## START Given data
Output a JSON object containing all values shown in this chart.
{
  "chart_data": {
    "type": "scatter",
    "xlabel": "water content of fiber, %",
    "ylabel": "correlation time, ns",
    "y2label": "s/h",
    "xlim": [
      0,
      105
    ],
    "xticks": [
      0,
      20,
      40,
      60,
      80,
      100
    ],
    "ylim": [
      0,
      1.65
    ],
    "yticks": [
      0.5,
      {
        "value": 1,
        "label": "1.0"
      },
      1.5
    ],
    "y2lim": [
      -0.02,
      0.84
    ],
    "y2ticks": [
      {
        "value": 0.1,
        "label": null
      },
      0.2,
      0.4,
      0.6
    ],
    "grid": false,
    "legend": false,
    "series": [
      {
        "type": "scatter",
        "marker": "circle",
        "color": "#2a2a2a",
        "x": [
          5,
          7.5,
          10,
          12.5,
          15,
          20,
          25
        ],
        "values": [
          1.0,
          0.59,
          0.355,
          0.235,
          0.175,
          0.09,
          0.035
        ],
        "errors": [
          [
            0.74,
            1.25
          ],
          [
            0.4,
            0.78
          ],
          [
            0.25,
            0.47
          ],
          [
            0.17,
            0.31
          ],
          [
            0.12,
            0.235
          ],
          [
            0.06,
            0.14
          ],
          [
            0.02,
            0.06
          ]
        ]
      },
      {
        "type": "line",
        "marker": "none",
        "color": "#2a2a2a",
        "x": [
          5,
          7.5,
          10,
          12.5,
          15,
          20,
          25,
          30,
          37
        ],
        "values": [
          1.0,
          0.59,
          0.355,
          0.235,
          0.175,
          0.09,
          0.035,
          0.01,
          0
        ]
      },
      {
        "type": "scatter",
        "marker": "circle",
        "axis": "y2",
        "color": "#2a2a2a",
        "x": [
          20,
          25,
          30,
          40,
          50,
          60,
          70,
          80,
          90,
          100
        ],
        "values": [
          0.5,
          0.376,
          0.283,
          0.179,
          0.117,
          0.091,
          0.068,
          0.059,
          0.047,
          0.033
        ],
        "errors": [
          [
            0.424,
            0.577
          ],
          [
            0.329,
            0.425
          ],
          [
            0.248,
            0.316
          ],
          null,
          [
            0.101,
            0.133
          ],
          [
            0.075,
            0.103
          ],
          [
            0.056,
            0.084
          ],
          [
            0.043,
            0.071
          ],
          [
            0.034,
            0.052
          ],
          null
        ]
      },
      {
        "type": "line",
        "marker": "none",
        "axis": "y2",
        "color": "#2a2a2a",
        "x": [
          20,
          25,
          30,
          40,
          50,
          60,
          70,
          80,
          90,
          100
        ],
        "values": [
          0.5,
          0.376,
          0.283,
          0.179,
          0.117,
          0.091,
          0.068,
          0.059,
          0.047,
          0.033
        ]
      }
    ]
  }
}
## END Given data
Given request
The records above should be returned exactly.

Right answer
Output a JSON object containing all values shown in this chart.
{
  "chart_data": {
    "type": "scatter",
    "xlabel": "water content of fiber, %",
    "ylabel": "correlation time, ns",
    "y2label": "s/h",
    "xlim": [
      0,
      105
    ],
    "xticks": [
      0,
      20,
      40,
      60,
      80,
      100
    ],
    "ylim": [
      0,
      1.65
    ],
    "yticks": [
      0.5,
      {
        "value": 1,
        "label": "1.0"
      },
      1.5
    ],
    "y2lim": [
      -0.02,
      0.84
    ],
    "y2ticks": [
      {
        "value": 0.1,
        "label": null
      },
      0.2,
      0.4,
      0.6
    ],
    "grid": false,
    "legend": false,
    "series": [
      {
        "type": "scatter",
        "marker": "circle",
        "color": "#2a2a2a",
        "x": [
          5,
          7.5,
          10,
          12.5,
          15,
          20,
          25
        ],
        "values": [
          1.0,
          0.59,
          0.355,
          0.235,
          0.175,
          0.09,
          0.035
        ],
        "errors": [
          [
            0.74,
            1.25
          ],
          [
            0.4,
            0.78
          ],
          [
            0.25,
            0.47
          ],
          [
            0.17,
            0.31
          ],
          [
            0.12,
            0.235
          ],
          [
            0.06,
            0.14
          ],
          [
            0.02,
            0.06
          ]
        ]
      },
      {
        "type": "line",
        "marker": "none",
        "color": "#2a2a2a",
        "x": [
          5,
          7.5,
          10,
          12.5,
          15,
          20,
          25,
          30,
          37
        ],
        "values": [
          1.0,
          0.59,
          0.355,
          0.235,
          0.175,
          0.09,
          0.035,
          0.01,
          0
        ]
      },
      {
        "type": "scatter",
        "marker": "circle",
        "axis": "y2",
        "color": "#2a2a2a",
        "x": [
          20,
          25,
          30,
          40,
          50,
          60,
          70,
          80,
          90,
          100
        ],
        "values": [
          0.5,
          0.376,
          0.283,
          0.179,
          0.117,
          0.091,
          0.068,
          0.059,
          0.047,
          0.033
        ],
        "errors": [
          [
            0.424,
            0.577
          ],
          [
            0.329,
            0.425
          ],
          [
            0.248,
            0.316
          ],
          null,
          [
            0.101,
            0.133
          ],
          [
            0.075,
            0.103
          ],
          [
            0.056,
            0.084
          ],
          [
            0.043,
            0.071
          ],
          [
            0.034,
            0.052
          ],
          null
        ]
      },
      {
        "type": "line",
        "marker": "none",
        "axis": "y2",
        "color": "#2a2a2a",
        "x": [
          20,
          25,
          30,
          40,
          50,
          60,
          70,
          80,
          90,
          100
        ],
        "values": [
          0.5,
          0.376,
          0.283,
          0.179,
          0.117,
          0.091,
          0.068,
          0.059,
          0.047,
          0.033
        ]
      }
    ]
  }
}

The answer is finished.